> **EXERCISE INSTRUCTIONS**
Make an exact copy of the listing so that no picture is carried over.

> **DATASET EXCERPTS**
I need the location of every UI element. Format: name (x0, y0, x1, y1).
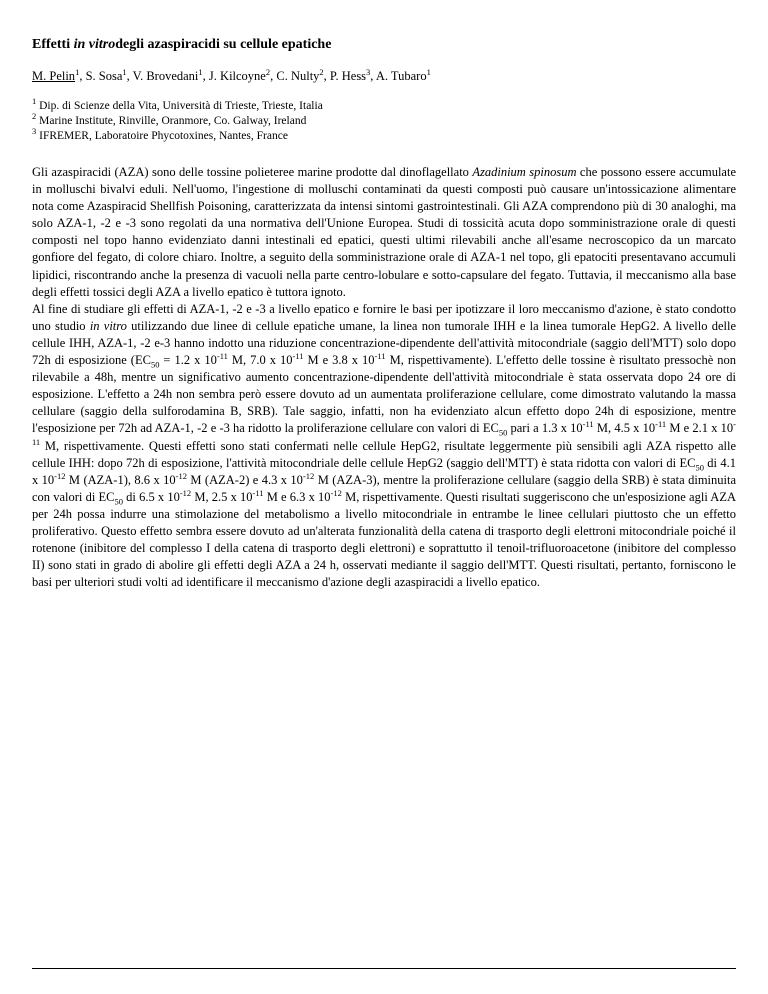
author-name: P. Hess (329, 69, 367, 83)
text-run: di 4.1 x 10 (32, 455, 736, 487)
author-affiliation-mark: 1 (122, 66, 127, 77)
text-run: pari a 1.3 x 10 (507, 421, 583, 436)
text-run: M, 2.5 x 10 (191, 489, 253, 504)
author-name: J. Kilcoyne (208, 69, 266, 83)
abstract-body (32, 164, 736, 591)
italic-term: in vitro (89, 318, 127, 333)
author-name: S. Sosa (85, 69, 123, 83)
text-run: che possono essere accumulate in molluschi bivalvi eduli. Nell'uomo, l'ingestione di molluschi contaminati da questi composti può causare un'intossicazione alimentare nota come Azaspiracid Shellfish Poisoning, caratterizzata da intensi sintomi gastrointestinali. Gli AZA comprendono più di 30 analoghi, ma solo AZA-1, -2 e -3 sono regolati da una normativa dell'Unione Europea. Studi di tossicità acuta dopo somministrazione orale di questi composti nel topo hanno evidenziato danni intestinali ed epatici, questi ultimi rilevabili anche all'esame necroscopico da un marcato gonfiore del fegato, di colore chiaro. Inoltre, a seguito della somministrazione orale di AZA-1 nel topo, gli epatociti presentavano accumuli lipidici, riscontrando anche la presenza di vacuoli nella parte centro-lobulare e sotto-capsulare del fegato. Tuttavia, il meccanismo alla base degli effetti tossici degli AZA a livello epatico è tuttora ignoto. (32, 165, 736, 299)
author-name: A. Tubaro (375, 69, 427, 83)
exponent: -11 (32, 419, 736, 447)
author-affiliation-mark: 3 (366, 66, 371, 77)
text-run: Gli azaspiracidi (AZA) sono delle tossine polieteree marine prodotte dal dinoflagellato (32, 165, 473, 179)
author-affiliation-mark: 2 (265, 66, 271, 77)
text-run: M e 3.8 x 10 (303, 353, 375, 368)
author-affiliation-mark: 1 (75, 66, 80, 77)
affiliation-item (32, 126, 323, 144)
title-text: Effetti (32, 37, 74, 52)
text-run: M, rispettivamente). L'effetto delle tossine è risultato pressochè non rilevabile a 48h, mentre un significativo aumento concentrazione-dipendente dell'attività mitocondriale è stata osservata dopo 24 ore di esposizione. L'effetto a 24h non sembra però essere dovuto ad un aumentata proliferazione cellulare, come dimostrato valutando la massa cellulare (saggio della sulforodamina B, SRB). Tale saggio, infatti, non ha evidenziato alcun effetto dopo 24h di esposizione, mentre l'esposizione per 72h ad AZA-1, -2 e -3 ha ridotto la proliferazione cellulare con valori di EC (32, 353, 736, 436)
document-title (32, 36, 331, 54)
text-run: M, rispettivamente. Questi effetti sono stati confermati nelle cellule HepG2, risultate leggermente più sensibili agli AZA rispetto alle cellule IHH: dopo 72h di esposizione, l'attività mitocondriale delle cellule HepG2 (saggio dell'MTT) è stata ridotta con valori di EC (32, 438, 736, 470)
subscript: 50 (150, 359, 160, 370)
subscript: 50 (498, 427, 508, 438)
affiliation-item (32, 96, 323, 114)
exponent: -12 (330, 487, 342, 498)
author-list: M. Pelin$^1$, S. Sosa$^1$, V. Brovedani$^1$, J. Kilcoyne$^2$, C. Nulty$^2$, P. Hess$^3$, A. Tubaro$^1$ (32, 66, 431, 83)
affiliation-text: Marine Institute, Rinville, Oranmore, Co. Galway, Ireland (39, 115, 307, 127)
bottom-divider (32, 968, 736, 969)
exponent: -12 (179, 487, 192, 498)
exponent: -11 (252, 487, 264, 498)
text-run: M (AZA-1), 8.6 x 10 (65, 472, 176, 487)
author-name: M. Pelin (32, 69, 76, 83)
exponent: -12 (54, 470, 66, 481)
affiliation-item (32, 111, 323, 129)
author-affiliation-mark: 1 (426, 66, 431, 77)
paragraph-intro (32, 164, 736, 301)
text-run: di 6.5 x 10 (122, 489, 180, 504)
author-affiliation-mark: 1 (198, 66, 203, 77)
title-italic-text: in vitro (73, 37, 116, 52)
author-name: C. Nulty (276, 69, 320, 83)
paragraph-results (32, 301, 736, 592)
exponent: -11 (374, 350, 386, 361)
subscript: 50 (114, 496, 123, 507)
text-run: M, rispettivamente. Questi risultati suggeriscono che un'esposizione agli AZA per 24h possa indurre una stimolazione del metabolismo a livello mitocondriale in entrambe le linee cellulari piuttosto che un effetto proliferativo. Questo effetto sembra essere dovuto ad un'alterata funzionalità della catena di trasporto degli elettroni mitocondriale poiché il rotenone (inibitore del complesso I della catena di trasporto degli elettroni) e soprattutto il tenoil-trifluoroacetone (inibitore del complesso II) sono stati in grado di abolire gli effetti degli AZA a 24 h, osservati mediante il saggio dell'MTT. Questi risultati, pertanto, forniscono le basi per ulteriori studi volti ad identificare il meccanismo d'azione degli azaspiracidi a livello epatico. (32, 489, 736, 590)
text-run: M, 7.0 x 10 (227, 353, 293, 368)
text-run: M, 4.5 x 10 (593, 421, 656, 436)
affiliation-number: 1 (32, 96, 37, 107)
affiliation-text: IFREMER, Laboratoire Phycotoxines, Nantes, France (39, 130, 288, 142)
author-name: V. Brovedani (132, 69, 199, 83)
exponent: -12 (302, 470, 315, 481)
affiliation-number: 2 (32, 111, 37, 122)
text-run: Al fine di studiare gli effetti di AZA-1, -2 e -3 a livello epatico e fornire le basi per ipotizzare il loro meccanismo d'azione, è stato condotto uno studio (32, 301, 736, 333)
affiliation-text: Dip. di Scienze della Vita, Università di Trieste, Trieste, Italia (39, 100, 323, 112)
text-run: M (AZA-3), mentre la proliferazione cellulare (saggio della SRB) è stata diminuita con valori di EC (32, 472, 737, 504)
exponent: -11 (655, 419, 667, 430)
author-affiliation-mark: 2 (319, 66, 324, 77)
exponent: -11 (216, 350, 228, 361)
subscript: 50 (695, 462, 704, 473)
exponent: -12 (175, 470, 187, 481)
text-run: = 1.2 x 10 (159, 353, 217, 368)
text-run: M e 6.3 x 10 (263, 489, 331, 504)
species-name: Azadinium spinosum (472, 165, 577, 179)
affiliation-number: 3 (32, 126, 37, 137)
title-text-end: degli azaspiracidi su cellule epatiche (115, 37, 332, 52)
exponent: -11 (292, 350, 304, 361)
text-run: M e 2.1 x 10 (666, 421, 734, 436)
text-run: utilizzando due linee di cellule epatiche umane, la linea non tumorale IHH e la linea tumorale HepG2. A livello delle cellule IHH, AZA-1, -2 e-3 hanno indotto una riduzione concentrazione-dipendente dell'attività mitocondriale (saggio dell'MTT) solo dopo 72h di esposizione (EC (32, 318, 736, 368)
exponent: -11 (582, 419, 594, 430)
text-run: M (AZA-2) e 4.3 x 10 (186, 472, 303, 487)
affiliation-list (32, 96, 323, 144)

> **RESULT FOR THIS EXERCISE**
I need the location of every UI element. Format: name (x0, y0, x1, y1).
author-name: P. Hess (329, 69, 367, 83)
text-run: di 4.1 x 10 (32, 455, 736, 487)
author-affiliation-mark: 1 (122, 66, 127, 77)
text-run: pari a 1.3 x 10 (507, 421, 583, 436)
text-run: M, 2.5 x 10 (191, 489, 253, 504)
author-name: J. Kilcoyne (208, 69, 266, 83)
abstract-body (32, 164, 736, 591)
italic-term: in vitro (89, 318, 127, 333)
author-name: S. Sosa (85, 69, 123, 83)
text-run: che possono essere accumulate in molluschi bivalvi eduli. Nell'uomo, l'ingestione di molluschi contaminati da questi composti può causare un'intossicazione alimentare nota come Azaspiracid Shellfish Poisoning, caratterizzata da intensi sintomi gastrointestinali. Gli AZA comprendono più di 30 analoghi, ma solo AZA-1, -2 e -3 sono regolati da una normativa dell'Unione Europea. Studi di tossicità acuta dopo somministrazione orale di questi composti nel topo hanno evidenziato danni intestinali ed epatici, questi ultimi rilevabili anche all'esame necroscopico da un marcato gonfiore del fegato, di colore chiaro. Inoltre, a seguito della somministrazione orale di AZA-1 nel topo, gli epatociti presentavano accumuli lipidici, riscontrando anche la presenza di vacuoli nella parte centro-lobulare e sotto-capsulare del fegato. Tuttavia, il meccanismo alla base degli effetti tossici degli AZA a livello epatico è tuttora ignoto. (32, 165, 736, 299)
author-name: A. Tubaro (375, 69, 427, 83)
exponent: -11 (32, 419, 736, 447)
author-affiliation-mark: 3 (366, 66, 371, 77)
text-run: Gli azaspiracidi (AZA) sono delle tossine polieteree marine prodotte dal dinoflagellato (32, 165, 473, 179)
author-affiliation-mark: 2 (265, 66, 271, 77)
text-run: M e 3.8 x 10 (303, 353, 375, 368)
author-affiliation-mark: 1 (75, 66, 80, 77)
affiliation-item (32, 126, 323, 144)
title-text: Effetti (32, 37, 74, 52)
text-run: M, rispettivamente). L'effetto delle tossine è risultato pressochè non rilevabile a 48h, mentre un significativo aumento concentrazione-dipendente dell'attività mitocondriale è stata osservata dopo 24 ore di esposizione. L'effetto a 24h non sembra però essere dovuto ad un aumentata proliferazione cellulare, come dimostrato valutando la massa cellulare (saggio della sulforodamina B, SRB). Tale saggio, infatti, non ha evidenziato alcun effetto dopo 24h di esposizione, mentre l'esposizione per 72h ad AZA-1, -2 e -3 ha ridotto la proliferazione cellulare con valori di EC (32, 353, 736, 436)
document-title (32, 36, 331, 54)
text-run: M, rispettivamente. Questi effetti sono stati confermati nelle cellule HepG2, risultate leggermente più sensibili agli AZA rispetto alle cellule IHH: dopo 72h di esposizione, l'attività mitocondriale delle cellule HepG2 (saggio dell'MTT) è stata ridotta con valori di EC (32, 438, 736, 470)
subscript: 50 (150, 359, 160, 370)
subscript: 50 (498, 427, 508, 438)
affiliation-item (32, 96, 323, 114)
exponent: -12 (330, 487, 342, 498)
author-list: M. Pelin$^1$, S. Sosa$^1$, V. Brovedani$^1$, J. Kilcoyne$^2$, C. Nulty$^2$, P. Hess$^3$, A. Tubaro$^1$ (32, 66, 431, 83)
affiliation-text: Marine Institute, Rinville, Oranmore, Co. Galway, Ireland (39, 115, 307, 127)
bottom-divider (32, 968, 736, 969)
exponent: -12 (179, 487, 192, 498)
exponent: -11 (252, 487, 264, 498)
text-run: M (AZA-1), 8.6 x 10 (65, 472, 176, 487)
author-name: M. Pelin (32, 69, 76, 83)
exponent: -12 (54, 470, 66, 481)
affiliation-item (32, 111, 323, 129)
author-affiliation-mark: 1 (426, 66, 431, 77)
paragraph-intro (32, 164, 736, 301)
text-run: di 6.5 x 10 (122, 489, 180, 504)
author-affiliation-mark: 1 (198, 66, 203, 77)
title-italic-text: in vitro (73, 37, 116, 52)
author-name: C. Nulty (276, 69, 320, 83)
paragraph-results (32, 301, 736, 592)
exponent: -11 (374, 350, 386, 361)
subscript: 50 (114, 496, 123, 507)
text-run: M, rispettivamente. Questi risultati suggeriscono che un'esposizione agli AZA per 24h possa indurre una stimolazione del metabolismo a livello mitocondriale in entrambe le linee cellulari piuttosto che un effetto proliferativo. Questo effetto sembra essere dovuto ad un'alterata funzionalità della catena di trasporto degli elettroni mitocondriale poiché il rotenone (inibitore del complesso I della catena di trasporto degli elettroni) e soprattutto il tenoil-trifluoroacetone (inibitore del complesso II) sono stati in grado di abolire gli effetti degli AZA a 24 h, osservati mediante il saggio dell'MTT. Questi risultati, pertanto, forniscono le basi per ulteriori studi volti ad identificare il meccanismo d'azione degli azaspiracidi a livello epatico. (32, 489, 736, 590)
text-run: M, 7.0 x 10 (227, 353, 293, 368)
text-run: M, 4.5 x 10 (593, 421, 656, 436)
affiliation-number: 1 (32, 96, 37, 107)
affiliation-text: IFREMER, Laboratoire Phycotoxines, Nantes, France (39, 130, 288, 142)
author-name: V. Brovedani (132, 69, 199, 83)
exponent: -12 (302, 470, 315, 481)
affiliation-number: 2 (32, 111, 37, 122)
text-run: Al fine di studiare gli effetti di AZA-1, -2 e -3 a livello epatico e fornire le basi per ipotizzare il loro meccanismo d'azione, è stato condotto uno studio (32, 301, 736, 333)
affiliation-text: Dip. di Scienze della Vita, Università di Trieste, Trieste, Italia (39, 100, 323, 112)
text-run: M (AZA-3), mentre la proliferazione cellulare (saggio della SRB) è stata diminuita con valori di EC (32, 472, 737, 504)
exponent: -11 (655, 419, 667, 430)
author-affiliation-mark: 2 (319, 66, 324, 77)
exponent: -11 (216, 350, 228, 361)
subscript: 50 (695, 462, 704, 473)
exponent: -12 (175, 470, 187, 481)
text-run: = 1.2 x 10 (159, 353, 217, 368)
text-run: M e 6.3 x 10 (263, 489, 331, 504)
species-name: Azadinium spinosum (472, 165, 577, 179)
affiliation-number: 3 (32, 126, 37, 137)
title-text-end: degli azaspiracidi su cellule epatiche (115, 37, 332, 52)
exponent: -11 (292, 350, 304, 361)
text-run: M e 2.1 x 10 (666, 421, 734, 436)
text-run: utilizzando due linee di cellule epatiche umane, la linea non tumorale IHH e la linea tumorale HepG2. A livello delle cellule IHH, AZA-1, -2 e-3 hanno indotto una riduzione concentrazione-dipendente dell'attività mitocondriale (saggio dell'MTT) solo dopo 72h di esposizione (EC (32, 318, 736, 368)
exponent: -11 (582, 419, 594, 430)
text-run: M (AZA-2) e 4.3 x 10 (186, 472, 303, 487)
affiliation-list (32, 96, 323, 144)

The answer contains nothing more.